━━━ EXERCISE INPUTS ━━━

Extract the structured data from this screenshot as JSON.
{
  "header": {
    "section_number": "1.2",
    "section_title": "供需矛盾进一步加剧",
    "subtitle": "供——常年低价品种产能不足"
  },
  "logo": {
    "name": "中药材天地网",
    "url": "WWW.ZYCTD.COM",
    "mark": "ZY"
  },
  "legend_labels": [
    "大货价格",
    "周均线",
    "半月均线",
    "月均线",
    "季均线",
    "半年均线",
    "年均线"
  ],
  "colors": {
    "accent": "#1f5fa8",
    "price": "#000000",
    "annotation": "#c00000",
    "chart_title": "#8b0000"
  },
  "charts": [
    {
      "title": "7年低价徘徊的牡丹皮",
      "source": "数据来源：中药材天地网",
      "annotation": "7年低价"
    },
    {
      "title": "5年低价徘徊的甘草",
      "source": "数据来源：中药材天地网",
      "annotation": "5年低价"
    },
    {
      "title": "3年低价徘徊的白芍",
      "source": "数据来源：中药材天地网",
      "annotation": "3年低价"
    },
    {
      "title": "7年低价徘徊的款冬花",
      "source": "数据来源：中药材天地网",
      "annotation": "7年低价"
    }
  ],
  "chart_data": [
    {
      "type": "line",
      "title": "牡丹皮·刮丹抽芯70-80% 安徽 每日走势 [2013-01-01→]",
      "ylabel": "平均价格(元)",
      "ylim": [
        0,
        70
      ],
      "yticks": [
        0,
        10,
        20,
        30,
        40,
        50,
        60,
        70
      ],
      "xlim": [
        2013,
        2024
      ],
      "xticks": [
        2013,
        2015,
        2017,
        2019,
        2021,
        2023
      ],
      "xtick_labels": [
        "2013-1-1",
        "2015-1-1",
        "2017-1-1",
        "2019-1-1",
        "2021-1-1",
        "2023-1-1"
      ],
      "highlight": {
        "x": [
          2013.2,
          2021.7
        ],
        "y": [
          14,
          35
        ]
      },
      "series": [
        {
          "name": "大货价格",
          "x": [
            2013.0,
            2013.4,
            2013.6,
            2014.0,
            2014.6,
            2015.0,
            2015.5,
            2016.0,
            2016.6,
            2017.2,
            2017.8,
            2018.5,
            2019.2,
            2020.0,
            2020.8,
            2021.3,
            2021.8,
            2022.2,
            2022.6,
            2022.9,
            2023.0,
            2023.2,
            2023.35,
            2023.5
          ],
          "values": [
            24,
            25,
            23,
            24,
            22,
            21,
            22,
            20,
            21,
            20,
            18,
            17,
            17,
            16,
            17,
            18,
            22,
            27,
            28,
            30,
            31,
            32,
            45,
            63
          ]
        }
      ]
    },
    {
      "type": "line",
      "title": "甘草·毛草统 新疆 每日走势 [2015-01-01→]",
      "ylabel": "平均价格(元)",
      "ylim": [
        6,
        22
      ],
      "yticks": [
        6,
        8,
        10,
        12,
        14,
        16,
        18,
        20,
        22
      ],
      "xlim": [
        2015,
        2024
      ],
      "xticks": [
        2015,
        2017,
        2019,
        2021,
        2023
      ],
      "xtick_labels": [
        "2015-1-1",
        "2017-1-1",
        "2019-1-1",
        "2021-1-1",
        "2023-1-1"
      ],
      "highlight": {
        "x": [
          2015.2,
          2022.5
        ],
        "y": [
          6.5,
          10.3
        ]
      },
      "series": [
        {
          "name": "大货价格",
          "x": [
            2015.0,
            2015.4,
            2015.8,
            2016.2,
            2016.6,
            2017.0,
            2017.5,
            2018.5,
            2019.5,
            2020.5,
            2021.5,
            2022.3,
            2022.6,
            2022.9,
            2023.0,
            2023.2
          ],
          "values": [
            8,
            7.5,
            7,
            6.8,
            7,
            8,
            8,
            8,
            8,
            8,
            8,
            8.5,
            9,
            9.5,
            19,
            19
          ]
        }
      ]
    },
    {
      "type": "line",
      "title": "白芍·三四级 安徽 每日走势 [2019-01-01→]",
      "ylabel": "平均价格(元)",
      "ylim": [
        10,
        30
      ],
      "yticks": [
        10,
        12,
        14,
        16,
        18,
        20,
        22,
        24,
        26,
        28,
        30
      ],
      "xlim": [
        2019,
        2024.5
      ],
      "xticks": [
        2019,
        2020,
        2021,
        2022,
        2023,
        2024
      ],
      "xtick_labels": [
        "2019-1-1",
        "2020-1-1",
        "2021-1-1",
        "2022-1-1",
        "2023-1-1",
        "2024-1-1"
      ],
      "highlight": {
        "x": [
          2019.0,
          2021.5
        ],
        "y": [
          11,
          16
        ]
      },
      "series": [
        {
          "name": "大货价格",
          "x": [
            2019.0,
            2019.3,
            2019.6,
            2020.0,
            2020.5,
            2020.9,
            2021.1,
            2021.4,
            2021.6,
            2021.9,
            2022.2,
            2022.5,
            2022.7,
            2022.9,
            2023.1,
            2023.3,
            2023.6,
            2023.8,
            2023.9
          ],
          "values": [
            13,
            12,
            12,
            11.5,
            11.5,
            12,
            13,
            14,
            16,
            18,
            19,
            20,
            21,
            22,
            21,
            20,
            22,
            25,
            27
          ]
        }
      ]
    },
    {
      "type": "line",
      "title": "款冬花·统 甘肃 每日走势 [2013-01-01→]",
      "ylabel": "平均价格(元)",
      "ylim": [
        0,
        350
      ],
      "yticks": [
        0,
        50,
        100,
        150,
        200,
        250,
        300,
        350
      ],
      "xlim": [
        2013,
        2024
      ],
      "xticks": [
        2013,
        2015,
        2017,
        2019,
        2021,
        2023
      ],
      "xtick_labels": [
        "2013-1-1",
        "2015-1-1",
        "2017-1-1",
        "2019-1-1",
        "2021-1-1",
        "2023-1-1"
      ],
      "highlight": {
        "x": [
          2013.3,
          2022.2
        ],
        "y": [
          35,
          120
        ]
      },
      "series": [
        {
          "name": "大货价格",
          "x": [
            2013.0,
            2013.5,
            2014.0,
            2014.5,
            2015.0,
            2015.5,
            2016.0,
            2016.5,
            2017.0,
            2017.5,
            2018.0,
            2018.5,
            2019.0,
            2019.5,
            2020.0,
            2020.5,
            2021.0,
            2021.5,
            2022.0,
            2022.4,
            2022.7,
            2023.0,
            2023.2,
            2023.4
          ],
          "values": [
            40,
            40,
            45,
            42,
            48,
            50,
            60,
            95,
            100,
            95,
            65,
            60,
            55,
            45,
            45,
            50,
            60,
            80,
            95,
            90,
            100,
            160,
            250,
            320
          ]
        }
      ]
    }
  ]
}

━━━

● TASK
Extract the whole listing, character for character.

● SOLUTION FOR THIS TASK
Extract the structured data from this screenshot as JSON.
{
  "header": {
    "section_number": "1.2",
    "section_title": "供需矛盾进一步加剧",
    "subtitle": "供——常年低价品种产能不足"
  },
  "logo": {
    "name": "中药材天地网",
    "url": "WWW.ZYCTD.COM",
    "mark": "ZY"
  },
  "legend_labels": [
    "大货价格",
    "周均线",
    "半月均线",
    "月均线",
    "季均线",
    "半年均线",
    "年均线"
  ],
  "colors": {
    "accent": "#1f5fa8",
    "price": "#000000",
    "annotation": "#c00000",
    "chart_title": "#8b0000"
  },
  "charts": [
    {
      "title": "7年低价徘徊的牡丹皮",
      "source": "数据来源：中药材天地网",
      "annotation": "7年低价"
    },
    {
      "title": "5年低价徘徊的甘草",
      "source": "数据来源：中药材天地网",
      "annotation": "5年低价"
    },
    {
      "title": "3年低价徘徊的白芍",
      "source": "数据来源：中药材天地网",
      "annotation": "3年低价"
    },
    {
      "title": "7年低价徘徊的款冬花",
      "source": "数据来源：中药材天地网",
      "annotation": "7年低价"
    }
  ],
  "chart_data": [
    {
      "type": "line",
      "title": "牡丹皮·刮丹抽芯70-80% 安徽 每日走势 [2013-01-01→]",
      "ylabel": "平均价格(元)",
      "ylim": [
        0,
        70
      ],
      "yticks": [
        0,
        10,
        20,
        30,
        40,
        50,
        60,
        70
      ],
      "xlim": [
        2013,
        2024
      ],
      "xticks": [
        2013,
        2015,
        2017,
        2019,
        2021,
        2023
      ],
      "xtick_labels": [
        "2013-1-1",
        "2015-1-1",
        "2017-1-1",
        "2019-1-1",
        "2021-1-1",
        "2023-1-1"
      ],
      "highlight": {
        "x": [
          2013.2,
          2021.7
        ],
        "y": [
          14,
          35
        ]
      },
      "series": [
        {
          "name": "大货价格",
          "x": [
            2013.0,
            2013.4,
            2013.6,
            2014.0,
            2014.6,
            2015.0,
            2015.5,
            2016.0,
            2016.6,
            2017.2,
            2017.8,
            2018.5,
            2019.2,
            2020.0,
            2020.8,
            2021.3,
            2021.8,
            2022.2,
            2022.6,
            2022.9,
            2023.0,
            2023.2,
            2023.35,
            2023.5
          ],
          "values": [
            24,
            25,
            23,
            24,
            22,
            21,
            22,
            20,
            21,
            20,
            18,
            17,
            17,
            16,
            17,
            18,
            22,
            27,
            28,
            30,
            31,
            32,
            45,
            63
          ]
        }
      ]
    },
    {
      "type": "line",
      "title": "甘草·毛草统 新疆 每日走势 [2015-01-01→]",
      "ylabel": "平均价格(元)",
      "ylim": [
        6,
        22
      ],
      "yticks": [
        6,
        8,
        10,
        12,
        14,
        16,
        18,
        20,
        22
      ],
      "xlim": [
        2015,
        2024
      ],
      "xticks": [
        2015,
        2017,
        2019,
        2021,
        2023
      ],
      "xtick_labels": [
        "2015-1-1",
        "2017-1-1",
        "2019-1-1",
        "2021-1-1",
        "2023-1-1"
      ],
      "highlight": {
        "x": [
          2015.2,
          2022.5
        ],
        "y": [
          6.5,
          10.3
        ]
      },
      "series": [
        {
          "name": "大货价格",
          "x": [
            2015.0,
            2015.4,
            2015.8,
            2016.2,
            2016.6,
            2017.0,
            2017.5,
            2018.5,
            2019.5,
            2020.5,
            2021.5,
            2022.3,
            2022.6,
            2022.9,
            2023.0,
            2023.2
          ],
          "values": [
            8,
            7.5,
            7,
            6.8,
            7,
            8,
            8,
            8,
            8,
            8,
            8,
            8.5,
            9,
            9.5,
            19,
            19
          ]
        }
      ]
    },
    {
      "type": "line",
      "title": "白芍·三四级 安徽 每日走势 [2019-01-01→]",
      "ylabel": "平均价格(元)",
      "ylim": [
        10,
        30
      ],
      "yticks": [
        10,
        12,
        14,
        16,
        18,
        20,
        22,
        24,
        26,
        28,
        30
      ],
      "xlim": [
        2019,
        2024.5
      ],
      "xticks": [
        2019,
        2020,
        2021,
        2022,
        2023,
        2024
      ],
      "xtick_labels": [
        "2019-1-1",
        "2020-1-1",
        "2021-1-1",
        "2022-1-1",
        "2023-1-1",
        "2024-1-1"
      ],
      "highlight": {
        "x": [
          2019.0,
          2021.5
        ],
        "y": [
          11,
          16
        ]
      },
      "series": [
        {
          "name": "大货价格",
          "x": [
            2019.0,
            2019.3,
            2019.6,
            2020.0,
            2020.5,
            2020.9,
            2021.1,
            2021.4,
            2021.6,
            2021.9,
            2022.2,
            2022.5,
            2022.7,
            2022.9,
            2023.1,
            2023.3,
            2023.6,
            2023.8,
            2023.9
          ],
          "values": [
            13,
            12,
            12,
            11.5,
            11.5,
            12,
            13,
            14,
            16,
            18,
            19,
            20,
            21,
            22,
            21,
            20,
            22,
            25,
            27
          ]
        }
      ]
    },
    {
      "type": "line",
      "title": "款冬花·统 甘肃 每日走势 [2013-01-01→]",
      "ylabel": "平均价格(元)",
      "ylim": [
        0,
        350
      ],
      "yticks": [
        0,
        50,
        100,
        150,
        200,
        250,
        300,
        350
      ],
      "xlim": [
        2013,
        2024
      ],
      "xticks": [
        2013,
        2015,
        2017,
        2019,
        2021,
        2023
      ],
      "xtick_labels": [
        "2013-1-1",
        "2015-1-1",
        "2017-1-1",
        "2019-1-1",
        "2021-1-1",
        "2023-1-1"
      ],
      "highlight": {
        "x": [
          2013.3,
          2022.2
        ],
        "y": [
          35,
          120
        ]
      },
      "series": [
        {
          "name": "大货价格",
          "x": [
            2013.0,
            2013.5,
            2014.0,
            2014.5,
            2015.0,
            2015.5,
            2016.0,
            2016.5,
            2017.0,
            2017.5,
            2018.0,
            2018.5,
            2019.0,
            2019.5,
            2020.0,
            2020.5,
            2021.0,
            2021.5,
            2022.0,
            2022.4,
            2022.7,
            2023.0,
            2023.2,
            2023.4
          ],
          "values": [
            40,
            40,
            45,
            42,
            48,
            50,
            60,
            95,
            100,
            95,
            65,
            60,
            55,
            45,
            45,
            50,
            60,
            80,
            95,
            90,
            100,
            160,
            250,
            320
          ]
        }
      ]
    }
  ]
}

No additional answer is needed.